**Set problem**:
Starting from the first line and going on through the line with "FancyBboxPatch shape [123, 355, 157, 389]", give those lines again with "Circle" switched to "Ellipse", leaving everything else unchanged.

──────── Listed entries

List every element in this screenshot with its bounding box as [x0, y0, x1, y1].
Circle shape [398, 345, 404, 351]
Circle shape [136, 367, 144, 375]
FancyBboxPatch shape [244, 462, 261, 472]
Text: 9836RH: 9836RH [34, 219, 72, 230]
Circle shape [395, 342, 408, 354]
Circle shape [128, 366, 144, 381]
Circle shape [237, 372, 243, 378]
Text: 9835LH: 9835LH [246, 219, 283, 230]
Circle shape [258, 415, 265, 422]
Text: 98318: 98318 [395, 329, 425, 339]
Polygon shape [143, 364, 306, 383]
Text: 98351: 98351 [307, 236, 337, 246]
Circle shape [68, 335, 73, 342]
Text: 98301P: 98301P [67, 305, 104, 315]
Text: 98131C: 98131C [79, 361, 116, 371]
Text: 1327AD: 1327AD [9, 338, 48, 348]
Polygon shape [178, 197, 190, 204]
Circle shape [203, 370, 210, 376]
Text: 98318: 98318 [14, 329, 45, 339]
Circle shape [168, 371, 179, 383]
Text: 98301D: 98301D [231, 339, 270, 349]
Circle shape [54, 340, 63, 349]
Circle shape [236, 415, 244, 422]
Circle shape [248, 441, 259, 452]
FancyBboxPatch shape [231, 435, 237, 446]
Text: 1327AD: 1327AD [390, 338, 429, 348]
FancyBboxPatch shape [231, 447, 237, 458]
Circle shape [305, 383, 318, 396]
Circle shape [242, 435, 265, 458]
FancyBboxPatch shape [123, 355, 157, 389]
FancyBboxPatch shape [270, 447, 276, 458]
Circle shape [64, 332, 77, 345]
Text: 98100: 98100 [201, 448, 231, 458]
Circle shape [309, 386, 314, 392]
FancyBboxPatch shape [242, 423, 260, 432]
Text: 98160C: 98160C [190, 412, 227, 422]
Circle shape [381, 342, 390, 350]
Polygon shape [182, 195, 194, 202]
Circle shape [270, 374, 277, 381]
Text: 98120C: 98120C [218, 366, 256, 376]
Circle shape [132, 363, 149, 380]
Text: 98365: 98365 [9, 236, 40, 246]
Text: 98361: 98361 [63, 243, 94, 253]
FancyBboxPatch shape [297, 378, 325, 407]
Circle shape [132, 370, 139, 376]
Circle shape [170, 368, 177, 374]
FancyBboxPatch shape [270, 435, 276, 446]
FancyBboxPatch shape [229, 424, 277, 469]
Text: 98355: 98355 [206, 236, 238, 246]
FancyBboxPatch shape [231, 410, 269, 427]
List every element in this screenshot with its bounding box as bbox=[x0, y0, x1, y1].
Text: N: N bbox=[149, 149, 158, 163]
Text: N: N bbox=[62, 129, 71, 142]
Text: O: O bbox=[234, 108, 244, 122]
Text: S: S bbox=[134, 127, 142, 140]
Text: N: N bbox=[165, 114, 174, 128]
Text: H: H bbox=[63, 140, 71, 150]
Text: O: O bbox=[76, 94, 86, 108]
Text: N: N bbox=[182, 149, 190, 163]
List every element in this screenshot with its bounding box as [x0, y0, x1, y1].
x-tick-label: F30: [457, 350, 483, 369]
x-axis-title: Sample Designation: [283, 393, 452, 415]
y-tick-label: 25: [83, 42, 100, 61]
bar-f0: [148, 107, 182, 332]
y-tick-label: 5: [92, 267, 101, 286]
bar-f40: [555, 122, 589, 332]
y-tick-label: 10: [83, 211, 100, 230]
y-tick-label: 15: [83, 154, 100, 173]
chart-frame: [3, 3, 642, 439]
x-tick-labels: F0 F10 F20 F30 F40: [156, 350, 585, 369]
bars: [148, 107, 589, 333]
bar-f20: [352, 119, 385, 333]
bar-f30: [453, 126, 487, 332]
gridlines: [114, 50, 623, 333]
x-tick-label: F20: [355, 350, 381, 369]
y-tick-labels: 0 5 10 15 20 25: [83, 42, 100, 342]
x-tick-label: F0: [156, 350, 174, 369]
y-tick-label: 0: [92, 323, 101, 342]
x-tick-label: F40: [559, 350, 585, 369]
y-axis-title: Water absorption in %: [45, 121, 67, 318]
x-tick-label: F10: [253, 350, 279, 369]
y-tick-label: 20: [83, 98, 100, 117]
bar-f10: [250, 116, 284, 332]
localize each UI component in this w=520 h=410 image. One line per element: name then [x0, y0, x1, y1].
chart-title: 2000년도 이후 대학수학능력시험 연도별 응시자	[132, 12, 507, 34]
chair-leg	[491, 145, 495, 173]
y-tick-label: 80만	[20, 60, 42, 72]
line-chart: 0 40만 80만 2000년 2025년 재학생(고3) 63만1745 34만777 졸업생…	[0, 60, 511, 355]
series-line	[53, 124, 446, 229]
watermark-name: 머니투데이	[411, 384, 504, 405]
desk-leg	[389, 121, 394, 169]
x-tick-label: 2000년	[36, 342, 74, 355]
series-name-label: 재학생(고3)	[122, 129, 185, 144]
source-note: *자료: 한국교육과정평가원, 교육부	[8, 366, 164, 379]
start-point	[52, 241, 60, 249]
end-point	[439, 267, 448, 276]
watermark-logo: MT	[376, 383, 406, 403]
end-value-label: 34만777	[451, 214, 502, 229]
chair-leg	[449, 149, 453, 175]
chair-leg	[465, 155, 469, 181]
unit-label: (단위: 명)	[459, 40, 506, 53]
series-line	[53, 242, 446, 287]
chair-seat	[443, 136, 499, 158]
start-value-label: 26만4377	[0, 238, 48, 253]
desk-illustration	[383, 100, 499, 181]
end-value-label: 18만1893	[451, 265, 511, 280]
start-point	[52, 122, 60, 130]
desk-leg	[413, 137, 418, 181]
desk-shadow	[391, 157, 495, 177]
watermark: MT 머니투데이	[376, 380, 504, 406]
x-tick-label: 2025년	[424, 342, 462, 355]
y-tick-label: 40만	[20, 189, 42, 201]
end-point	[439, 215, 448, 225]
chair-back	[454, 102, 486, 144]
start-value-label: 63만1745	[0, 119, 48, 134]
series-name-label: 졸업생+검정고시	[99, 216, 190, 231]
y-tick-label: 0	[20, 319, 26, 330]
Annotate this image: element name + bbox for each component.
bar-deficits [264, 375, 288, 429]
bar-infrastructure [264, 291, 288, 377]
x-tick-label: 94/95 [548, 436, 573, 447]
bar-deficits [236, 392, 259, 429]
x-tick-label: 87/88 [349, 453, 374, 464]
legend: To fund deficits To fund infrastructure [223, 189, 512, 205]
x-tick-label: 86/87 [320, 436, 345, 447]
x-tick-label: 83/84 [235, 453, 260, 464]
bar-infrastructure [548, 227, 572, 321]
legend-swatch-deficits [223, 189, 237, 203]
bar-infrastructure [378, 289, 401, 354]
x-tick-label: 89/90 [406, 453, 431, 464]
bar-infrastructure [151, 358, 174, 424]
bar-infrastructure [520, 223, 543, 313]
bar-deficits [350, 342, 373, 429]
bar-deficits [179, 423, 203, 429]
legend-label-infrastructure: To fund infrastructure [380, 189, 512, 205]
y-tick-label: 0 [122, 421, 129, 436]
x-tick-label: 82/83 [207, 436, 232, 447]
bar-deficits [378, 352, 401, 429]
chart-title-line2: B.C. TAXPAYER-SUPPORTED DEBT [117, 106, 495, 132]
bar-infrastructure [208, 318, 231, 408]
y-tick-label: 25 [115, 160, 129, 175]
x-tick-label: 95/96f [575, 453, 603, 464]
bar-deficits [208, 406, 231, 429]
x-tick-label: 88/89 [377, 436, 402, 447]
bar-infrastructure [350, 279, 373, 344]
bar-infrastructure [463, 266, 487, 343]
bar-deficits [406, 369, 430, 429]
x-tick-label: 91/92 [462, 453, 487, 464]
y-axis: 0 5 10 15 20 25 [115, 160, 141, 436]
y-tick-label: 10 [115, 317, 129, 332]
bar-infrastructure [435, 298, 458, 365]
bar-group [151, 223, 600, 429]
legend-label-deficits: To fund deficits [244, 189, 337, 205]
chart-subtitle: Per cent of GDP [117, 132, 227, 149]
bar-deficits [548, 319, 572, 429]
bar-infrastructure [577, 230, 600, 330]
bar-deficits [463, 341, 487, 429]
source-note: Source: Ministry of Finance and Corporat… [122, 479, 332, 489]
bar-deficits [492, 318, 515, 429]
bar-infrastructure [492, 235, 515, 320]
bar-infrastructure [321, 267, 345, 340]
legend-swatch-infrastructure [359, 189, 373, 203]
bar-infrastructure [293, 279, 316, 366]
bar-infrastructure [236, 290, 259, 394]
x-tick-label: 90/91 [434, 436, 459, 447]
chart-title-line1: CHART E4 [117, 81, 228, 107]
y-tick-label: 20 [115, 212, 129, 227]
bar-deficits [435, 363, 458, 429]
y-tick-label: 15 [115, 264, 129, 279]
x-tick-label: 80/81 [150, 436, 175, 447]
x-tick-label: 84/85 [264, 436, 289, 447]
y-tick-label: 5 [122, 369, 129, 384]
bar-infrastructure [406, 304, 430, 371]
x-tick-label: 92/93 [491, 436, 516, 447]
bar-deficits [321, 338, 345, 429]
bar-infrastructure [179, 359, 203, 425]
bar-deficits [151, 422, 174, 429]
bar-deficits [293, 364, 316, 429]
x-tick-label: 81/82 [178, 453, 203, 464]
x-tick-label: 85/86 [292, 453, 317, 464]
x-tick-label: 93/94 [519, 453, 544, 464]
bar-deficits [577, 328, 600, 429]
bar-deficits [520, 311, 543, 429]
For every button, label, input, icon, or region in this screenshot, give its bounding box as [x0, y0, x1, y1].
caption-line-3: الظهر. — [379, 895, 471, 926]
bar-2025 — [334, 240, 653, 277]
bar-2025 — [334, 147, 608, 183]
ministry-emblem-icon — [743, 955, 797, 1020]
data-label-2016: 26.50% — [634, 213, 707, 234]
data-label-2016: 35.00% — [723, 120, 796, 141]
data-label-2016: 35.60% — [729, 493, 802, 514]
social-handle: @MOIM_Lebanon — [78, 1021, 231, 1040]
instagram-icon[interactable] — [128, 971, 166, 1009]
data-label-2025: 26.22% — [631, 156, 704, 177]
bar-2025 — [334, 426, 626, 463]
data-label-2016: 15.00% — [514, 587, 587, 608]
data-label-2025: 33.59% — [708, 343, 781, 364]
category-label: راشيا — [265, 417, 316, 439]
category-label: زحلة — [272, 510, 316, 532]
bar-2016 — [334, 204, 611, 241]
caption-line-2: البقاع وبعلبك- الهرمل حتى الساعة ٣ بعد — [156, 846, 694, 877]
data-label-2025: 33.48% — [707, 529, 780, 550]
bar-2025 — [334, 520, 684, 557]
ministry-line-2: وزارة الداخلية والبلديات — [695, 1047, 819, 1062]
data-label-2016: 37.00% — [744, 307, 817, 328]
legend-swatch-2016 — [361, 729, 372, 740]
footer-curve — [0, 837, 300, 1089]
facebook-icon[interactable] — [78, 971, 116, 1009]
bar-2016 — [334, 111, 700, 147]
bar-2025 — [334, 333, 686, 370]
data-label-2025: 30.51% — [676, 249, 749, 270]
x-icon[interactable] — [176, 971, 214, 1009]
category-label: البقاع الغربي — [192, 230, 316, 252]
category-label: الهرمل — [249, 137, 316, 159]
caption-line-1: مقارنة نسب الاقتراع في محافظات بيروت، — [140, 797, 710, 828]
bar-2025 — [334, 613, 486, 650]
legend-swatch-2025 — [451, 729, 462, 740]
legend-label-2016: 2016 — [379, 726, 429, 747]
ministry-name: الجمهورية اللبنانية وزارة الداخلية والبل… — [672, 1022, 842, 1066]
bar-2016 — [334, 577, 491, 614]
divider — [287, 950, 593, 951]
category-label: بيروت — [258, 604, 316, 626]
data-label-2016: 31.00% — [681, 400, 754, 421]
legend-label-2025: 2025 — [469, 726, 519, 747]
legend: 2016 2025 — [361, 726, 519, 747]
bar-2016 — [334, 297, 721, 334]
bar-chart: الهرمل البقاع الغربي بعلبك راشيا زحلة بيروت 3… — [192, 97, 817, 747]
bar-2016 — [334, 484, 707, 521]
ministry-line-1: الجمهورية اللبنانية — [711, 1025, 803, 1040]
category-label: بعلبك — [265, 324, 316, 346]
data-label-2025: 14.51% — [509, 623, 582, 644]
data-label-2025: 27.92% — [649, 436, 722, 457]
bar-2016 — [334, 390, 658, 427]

────────────────

**Expected answer**:
List every element in this screenshot with its bounding box as [x0, y0, x1, y1].
Ellipse shape [398, 345, 404, 351]
Ellipse shape [136, 367, 144, 375]
FancyBboxPatch shape [244, 462, 261, 472]
Text: 9836RH: 9836RH [34, 219, 72, 230]
Ellipse shape [395, 342, 408, 354]
Ellipse shape [128, 366, 144, 381]
Ellipse shape [237, 372, 243, 378]
Text: 9835LH: 9835LH [246, 219, 283, 230]
Ellipse shape [258, 415, 265, 422]
Text: 98318: 98318 [395, 329, 425, 339]
Polygon shape [143, 364, 306, 383]
Text: 98351: 98351 [307, 236, 337, 246]
Ellipse shape [68, 335, 73, 342]
Text: 98301P: 98301P [67, 305, 104, 315]
Text: 98131C: 98131C [79, 361, 116, 371]
Text: 1327AD: 1327AD [9, 338, 48, 348]
Polygon shape [178, 197, 190, 204]
Ellipse shape [203, 370, 210, 376]
Text: 98318: 98318 [14, 329, 45, 339]
Ellipse shape [168, 371, 179, 383]
Text: 98301D: 98301D [231, 339, 270, 349]
Ellipse shape [54, 340, 63, 349]
Ellipse shape [236, 415, 244, 422]
Ellipse shape [248, 441, 259, 452]
FancyBboxPatch shape [231, 435, 237, 446]
Text: 1327AD: 1327AD [390, 338, 429, 348]
FancyBboxPatch shape [231, 447, 237, 458]
Ellipse shape [305, 383, 318, 396]
Ellipse shape [242, 435, 265, 458]
FancyBboxPatch shape [123, 355, 157, 389]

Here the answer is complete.